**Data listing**
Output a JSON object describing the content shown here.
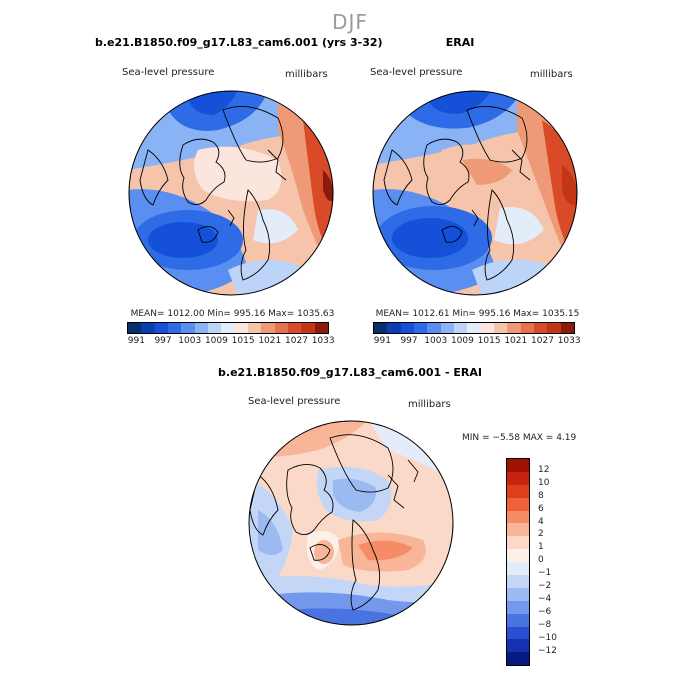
{
  "figure": {
    "title": "DJF"
  },
  "panels": [
    {
      "title": "b.e21.B1850.f09_g17.L83_cam6.001 (yrs 3-32)",
      "variable": "Sea-level pressure",
      "units": "millibars",
      "stats": "MEAN= 1012.00   Min= 995.16   Max= 1035.63"
    },
    {
      "title": "ERAI",
      "variable": "Sea-level pressure",
      "units": "millibars",
      "stats": "MEAN= 1012.61   Min= 995.16   Max= 1035.15"
    },
    {
      "title": "b.e21.B1850.f09_g17.L83_cam6.001 - ERAI",
      "variable": "Sea-level pressure",
      "units": "millibars",
      "stats": "MIN =  −5.58  MAX =   4.19"
    }
  ],
  "abs_colorbar": {
    "colors": [
      "#08306b",
      "#0a3fb0",
      "#1450d8",
      "#2e6be6",
      "#5a8ef0",
      "#8ab3f5",
      "#bcd4f8",
      "#e3ecf9",
      "#fbe5dc",
      "#f6c3ab",
      "#ef9a76",
      "#e6714a",
      "#d94a28",
      "#c23616",
      "#8b1a0a"
    ],
    "tick_labels": [
      "991",
      "997",
      "1003",
      "1009",
      "1015",
      "1021",
      "1027",
      "1033"
    ]
  },
  "diff_colorbar": {
    "colors": [
      "#9e1203",
      "#c8230e",
      "#e03d1c",
      "#f0603a",
      "#f58c67",
      "#f8b598",
      "#fbd9c8",
      "#fdf0e8",
      "#e2ecfa",
      "#c3d6f6",
      "#9bbaf2",
      "#7398ec",
      "#4a73e2",
      "#2a4fd3",
      "#1530b0",
      "#061a80"
    ],
    "tick_labels": [
      "12",
      "10",
      "8",
      "6",
      "4",
      "2",
      "1",
      "0",
      "−1",
      "−2",
      "−4",
      "−6",
      "−8",
      "−10",
      "−12"
    ]
  }
}
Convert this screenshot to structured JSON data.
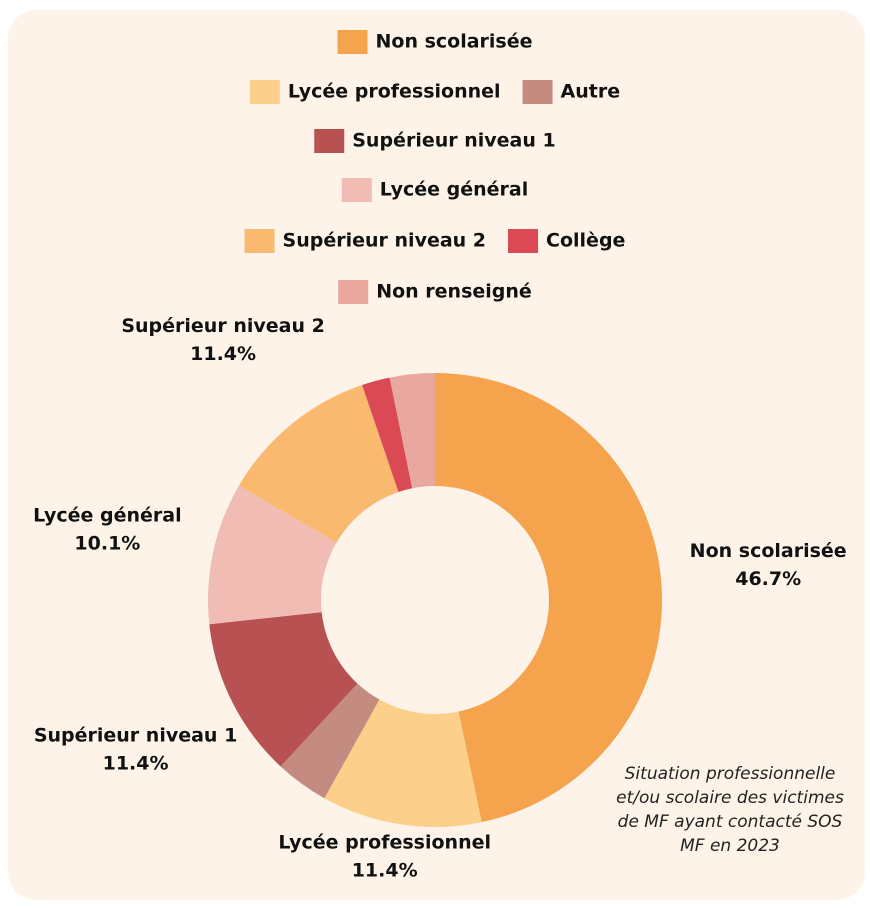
{
  "chart_data": {
    "type": "donut",
    "categories": [
      "Non scolarisée",
      "Lycée professionnel",
      "Autre",
      "Supérieur niveau 1",
      "Lycée général",
      "Supérieur niveau 2",
      "Collège",
      "Non renseigné"
    ],
    "values": [
      46.7,
      11.4,
      3.8,
      11.4,
      10.1,
      11.4,
      2.0,
      3.2
    ],
    "value_labels": [
      "46.7%",
      "11.4%",
      null,
      "11.4%",
      "10.1%",
      "11.4%",
      null,
      null
    ],
    "colors": [
      "#f5a34c",
      "#fcd08a",
      "#c48b80",
      "#b85252",
      "#f0bcb4",
      "#f9b96e",
      "#d94a55",
      "#e8a8a0"
    ],
    "annotation": "Situation professionnelle et/ou scolaire des victimes de MF ayant contacté SOS MF en 2023",
    "legend": "top"
  }
}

**Required task**
Reproduce every line precisely as given, omitting all pictures.

**Solution for this problem**
Output a JSON object describing the content shown here.
{
  "figure": {
    "title": "DJF"
  },
  "panels": [
    {
      "title": "b.e21.B1850.f09_g17.L83_cam6.001 (yrs 3-32)",
      "variable": "Sea-level pressure",
      "units": "millibars",
      "stats": "MEAN= 1012.00   Min= 995.16   Max= 1035.63"
    },
    {
      "title": "ERAI",
      "variable": "Sea-level pressure",
      "units": "millibars",
      "stats": "MEAN= 1012.61   Min= 995.16   Max= 1035.15"
    },
    {
      "title": "b.e21.B1850.f09_g17.L83_cam6.001 - ERAI",
      "variable": "Sea-level pressure",
      "units": "millibars",
      "stats": "MIN =  −5.58  MAX =   4.19"
    }
  ],
  "abs_colorbar": {
    "colors": [
      "#08306b",
      "#0a3fb0",
      "#1450d8",
      "#2e6be6",
      "#5a8ef0",
      "#8ab3f5",
      "#bcd4f8",
      "#e3ecf9",
      "#fbe5dc",
      "#f6c3ab",
      "#ef9a76",
      "#e6714a",
      "#d94a28",
      "#c23616",
      "#8b1a0a"
    ],
    "tick_labels": [
      "991",
      "997",
      "1003",
      "1009",
      "1015",
      "1021",
      "1027",
      "1033"
    ]
  },
  "diff_colorbar": {
    "colors": [
      "#9e1203",
      "#c8230e",
      "#e03d1c",
      "#f0603a",
      "#f58c67",
      "#f8b598",
      "#fbd9c8",
      "#fdf0e8",
      "#e2ecfa",
      "#c3d6f6",
      "#9bbaf2",
      "#7398ec",
      "#4a73e2",
      "#2a4fd3",
      "#1530b0",
      "#061a80"
    ],
    "tick_labels": [
      "12",
      "10",
      "8",
      "6",
      "4",
      "2",
      "1",
      "0",
      "−1",
      "−2",
      "−4",
      "−6",
      "−8",
      "−10",
      "−12"
    ]
  }
}
Convert this screenshot to structured JSON data.
{
  "chart_data": {
    "type": "donut",
    "categories": [
      "Non scolarisée",
      "Lycée professionnel",
      "Autre",
      "Supérieur niveau 1",
      "Lycée général",
      "Supérieur niveau 2",
      "Collège",
      "Non renseigné"
    ],
    "values": [
      46.7,
      11.4,
      3.8,
      11.4,
      10.1,
      11.4,
      2.0,
      3.2
    ],
    "value_labels": [
      "46.7%",
      "11.4%",
      null,
      "11.4%",
      "10.1%",
      "11.4%",
      null,
      null
    ],
    "colors": [
      "#f5a34c",
      "#fcd08a",
      "#c48b80",
      "#b85252",
      "#f0bcb4",
      "#f9b96e",
      "#d94a55",
      "#e8a8a0"
    ],
    "annotation": "Situation professionnelle et/ou scolaire des victimes de MF ayant contacté SOS MF en 2023",
    "legend": "top"
  }
}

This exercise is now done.